**WHAT IS REQUIRED:** Collect all lines from the records below that include the word "HTTP".

Stored data
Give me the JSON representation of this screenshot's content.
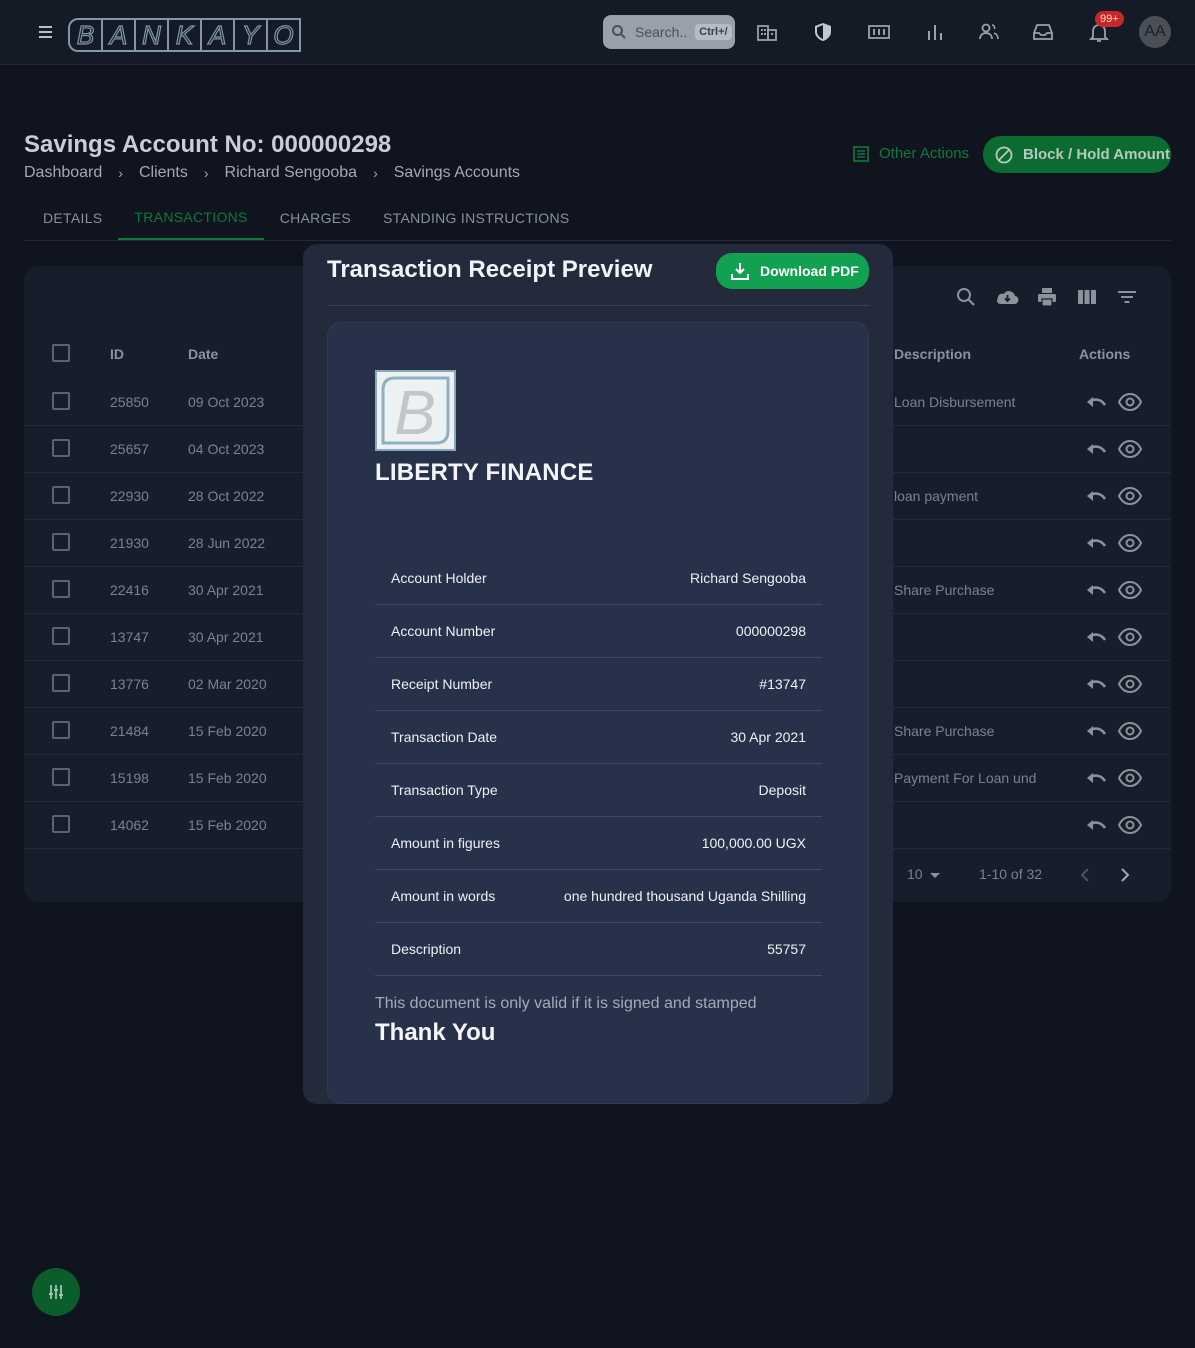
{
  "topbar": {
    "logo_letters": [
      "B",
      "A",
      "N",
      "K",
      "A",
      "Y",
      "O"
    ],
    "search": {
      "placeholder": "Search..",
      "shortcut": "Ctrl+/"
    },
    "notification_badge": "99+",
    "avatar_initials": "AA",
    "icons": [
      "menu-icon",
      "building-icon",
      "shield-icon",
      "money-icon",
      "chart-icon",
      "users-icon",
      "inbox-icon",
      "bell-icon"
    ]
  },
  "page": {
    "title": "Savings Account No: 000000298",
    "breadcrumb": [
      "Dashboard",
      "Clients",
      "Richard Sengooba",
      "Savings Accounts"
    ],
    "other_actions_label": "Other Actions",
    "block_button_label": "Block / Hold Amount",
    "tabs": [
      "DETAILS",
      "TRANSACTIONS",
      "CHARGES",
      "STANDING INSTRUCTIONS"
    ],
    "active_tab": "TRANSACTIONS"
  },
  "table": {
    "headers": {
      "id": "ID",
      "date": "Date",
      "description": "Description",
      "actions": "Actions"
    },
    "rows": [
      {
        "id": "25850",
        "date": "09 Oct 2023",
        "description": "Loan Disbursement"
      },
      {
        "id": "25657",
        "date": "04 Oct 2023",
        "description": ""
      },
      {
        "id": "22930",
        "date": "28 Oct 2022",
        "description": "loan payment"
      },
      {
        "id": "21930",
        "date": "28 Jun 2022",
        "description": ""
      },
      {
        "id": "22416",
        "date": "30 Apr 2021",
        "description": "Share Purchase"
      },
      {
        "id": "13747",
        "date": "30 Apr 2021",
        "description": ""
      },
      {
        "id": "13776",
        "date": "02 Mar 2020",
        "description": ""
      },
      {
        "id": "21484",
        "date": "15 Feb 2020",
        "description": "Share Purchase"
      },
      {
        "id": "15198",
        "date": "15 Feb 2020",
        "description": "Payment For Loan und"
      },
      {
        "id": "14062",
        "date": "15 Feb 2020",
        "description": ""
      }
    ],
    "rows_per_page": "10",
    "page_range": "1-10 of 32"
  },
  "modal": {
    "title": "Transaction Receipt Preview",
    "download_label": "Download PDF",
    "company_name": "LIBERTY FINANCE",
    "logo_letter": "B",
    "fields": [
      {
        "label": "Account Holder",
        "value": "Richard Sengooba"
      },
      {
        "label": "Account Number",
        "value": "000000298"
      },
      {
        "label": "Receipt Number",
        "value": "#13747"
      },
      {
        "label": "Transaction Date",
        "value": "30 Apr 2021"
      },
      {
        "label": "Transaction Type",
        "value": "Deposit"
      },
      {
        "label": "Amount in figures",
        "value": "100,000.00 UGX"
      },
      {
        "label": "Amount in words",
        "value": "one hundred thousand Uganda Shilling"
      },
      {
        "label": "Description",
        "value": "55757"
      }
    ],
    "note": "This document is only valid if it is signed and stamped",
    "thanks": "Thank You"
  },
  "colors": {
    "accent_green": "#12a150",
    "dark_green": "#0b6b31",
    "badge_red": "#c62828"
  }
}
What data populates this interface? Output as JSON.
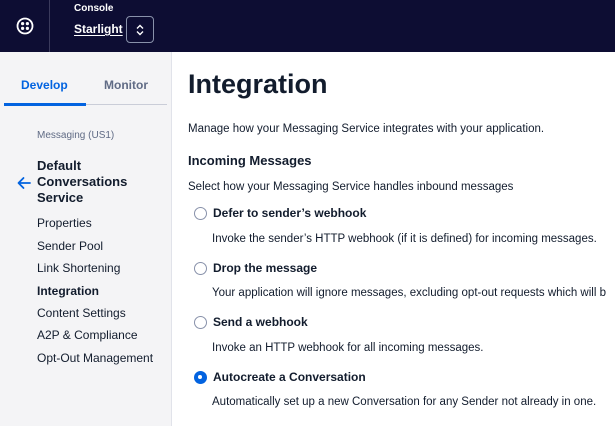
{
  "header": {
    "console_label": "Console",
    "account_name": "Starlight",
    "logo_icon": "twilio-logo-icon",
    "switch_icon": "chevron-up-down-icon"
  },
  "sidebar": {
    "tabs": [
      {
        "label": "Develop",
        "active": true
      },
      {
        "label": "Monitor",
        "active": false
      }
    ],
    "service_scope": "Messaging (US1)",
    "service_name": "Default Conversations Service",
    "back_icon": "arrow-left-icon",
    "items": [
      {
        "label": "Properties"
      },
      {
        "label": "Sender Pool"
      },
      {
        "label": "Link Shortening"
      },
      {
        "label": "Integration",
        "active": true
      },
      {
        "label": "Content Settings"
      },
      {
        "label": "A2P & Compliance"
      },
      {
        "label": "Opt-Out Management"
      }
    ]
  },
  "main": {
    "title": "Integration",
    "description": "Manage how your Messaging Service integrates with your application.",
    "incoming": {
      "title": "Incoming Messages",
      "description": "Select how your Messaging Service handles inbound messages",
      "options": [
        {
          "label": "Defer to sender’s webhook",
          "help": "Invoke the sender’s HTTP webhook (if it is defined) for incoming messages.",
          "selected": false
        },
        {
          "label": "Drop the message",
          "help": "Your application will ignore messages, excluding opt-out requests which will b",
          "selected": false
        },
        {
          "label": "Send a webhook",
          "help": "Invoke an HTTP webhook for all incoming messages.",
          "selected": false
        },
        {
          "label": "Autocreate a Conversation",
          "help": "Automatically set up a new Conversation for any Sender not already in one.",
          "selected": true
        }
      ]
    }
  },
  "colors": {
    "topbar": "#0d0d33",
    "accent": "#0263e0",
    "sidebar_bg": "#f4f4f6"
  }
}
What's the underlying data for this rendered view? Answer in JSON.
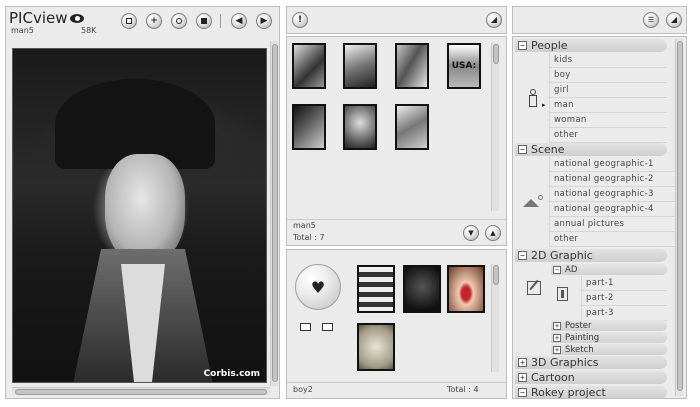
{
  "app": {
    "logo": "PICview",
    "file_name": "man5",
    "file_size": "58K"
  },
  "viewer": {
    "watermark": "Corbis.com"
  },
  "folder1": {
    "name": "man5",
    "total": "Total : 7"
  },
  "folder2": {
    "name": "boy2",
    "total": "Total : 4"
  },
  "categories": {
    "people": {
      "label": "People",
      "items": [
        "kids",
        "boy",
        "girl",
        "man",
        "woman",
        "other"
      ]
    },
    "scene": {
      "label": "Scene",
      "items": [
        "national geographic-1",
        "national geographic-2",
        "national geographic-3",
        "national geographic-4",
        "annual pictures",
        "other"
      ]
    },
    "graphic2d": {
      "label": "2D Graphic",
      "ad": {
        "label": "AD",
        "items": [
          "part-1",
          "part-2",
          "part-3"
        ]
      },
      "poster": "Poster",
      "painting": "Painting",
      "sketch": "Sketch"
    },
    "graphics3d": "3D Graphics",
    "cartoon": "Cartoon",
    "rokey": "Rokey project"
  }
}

**RESULT OF THIS TASK:**
          "help": "Invoke the sender’s HTTP webhook (if it is defined) for incoming messages.",
          "help": "Invoke an HTTP webhook for all incoming messages.",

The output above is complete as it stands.